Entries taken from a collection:
--- begin ---
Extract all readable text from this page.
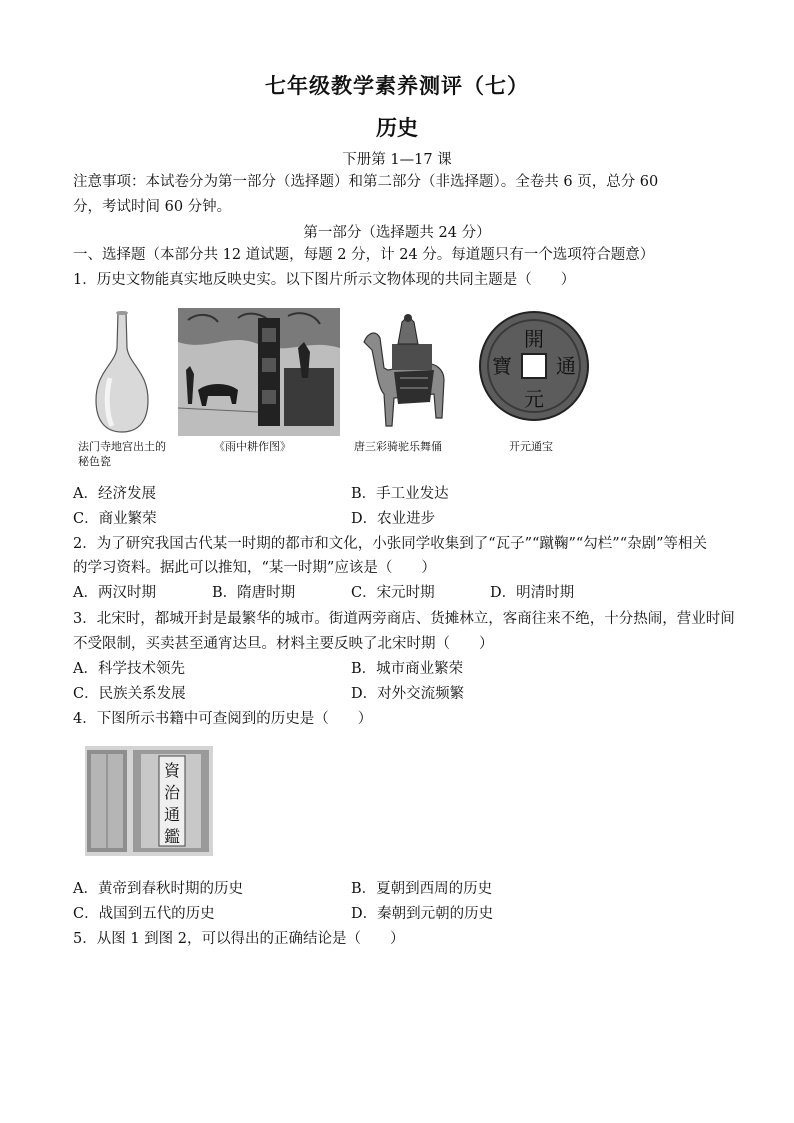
七年级教学素养测评（七）
历史
下册第 1—17 课
注意事项：本试卷分为第一部分（选择题）和第二部分（非选择题）。全卷共 6 页，总分 60
分，考试时间 60 分钟。
第一部分（选择题共 24 分）
一、选择题（本部分共 12 道试题，每题 2 分，计 24 分。每道题只有一个选项符合题意）
1．历史文物能真实地反映史实。以下图片所示文物体现的共同主题是（　　）
法门寺地宫出土的
秘色瓷
《雨中耕作图》	唐三彩骑驼乐舞俑
開
元
通
寶
开元通宝
A．经济发展	B．手工业发达
C．商业繁荣	D．农业进步
2．为了研究我国古代某一时期的都市和文化，小张同学收集到了“瓦子”“蹴鞠”“勾栏”“杂剧”等相关
的学习资料。据此可以推知，“某一时期”应该是（　　）
A．两汉时期	B．隋唐时期	C．宋元时期	D．明清时期
3．北宋时，都城开封是最繁华的城市。街道两旁商店、货摊林立，客商往来不绝，十分热闹，营业时间
不受限制，买卖甚至通宵达旦。材料主要反映了北宋时期（　　）
A．科学技术领先	B．城市商业繁荣
C．民族关系发展	D．对外交流频繁
4．下图所示书籍中可查阅到的历史是（　　）
資
治
通
鑑
A．黄帝到春秋时期的历史	B．夏朝到西周的历史
C．战国到五代的历史	D．秦朝到元朝的历史
5．从图 1 到图 2，可以得出的正确结论是（　　）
--- end ---
Task: Repeat the material above word for word and skip every image in it.

Exercise solution:
Extract all readable text from this page.
七年级教学素养测评（七）
历史
下册第 1—17 课
注意事项：本试卷分为第一部分（选择题）和第二部分（非选择题）。全卷共 6 页，总分 60
分，考试时间 60 分钟。
第一部分（选择题共 24 分）
一、选择题（本部分共 12 道试题，每题 2 分，计 24 分。每道题只有一个选项符合题意）
1．历史文物能真实地反映史实。以下图片所示文物体现的共同主题是（　　）
法门寺地宫出土的
秘色瓷
《雨中耕作图》	唐三彩骑驼乐舞俑
開
元
通
寶
开元通宝
A．经济发展	B．手工业发达
C．商业繁荣	D．农业进步
2．为了研究我国古代某一时期的都市和文化，小张同学收集到了“瓦子”“蹴鞠”“勾栏”“杂剧”等相关
的学习资料。据此可以推知，“某一时期”应该是（　　）
A．两汉时期	B．隋唐时期	C．宋元时期	D．明清时期
3．北宋时，都城开封是最繁华的城市。街道两旁商店、货摊林立，客商往来不绝，十分热闹，营业时间
不受限制，买卖甚至通宵达旦。材料主要反映了北宋时期（　　）
A．科学技术领先	B．城市商业繁荣
C．民族关系发展	D．对外交流频繁
4．下图所示书籍中可查阅到的历史是（　　）
資
治
通
鑑
A．黄帝到春秋时期的历史	B．夏朝到西周的历史
C．战国到五代的历史	D．秦朝到元朝的历史
5．从图 1 到图 2，可以得出的正确结论是（　　）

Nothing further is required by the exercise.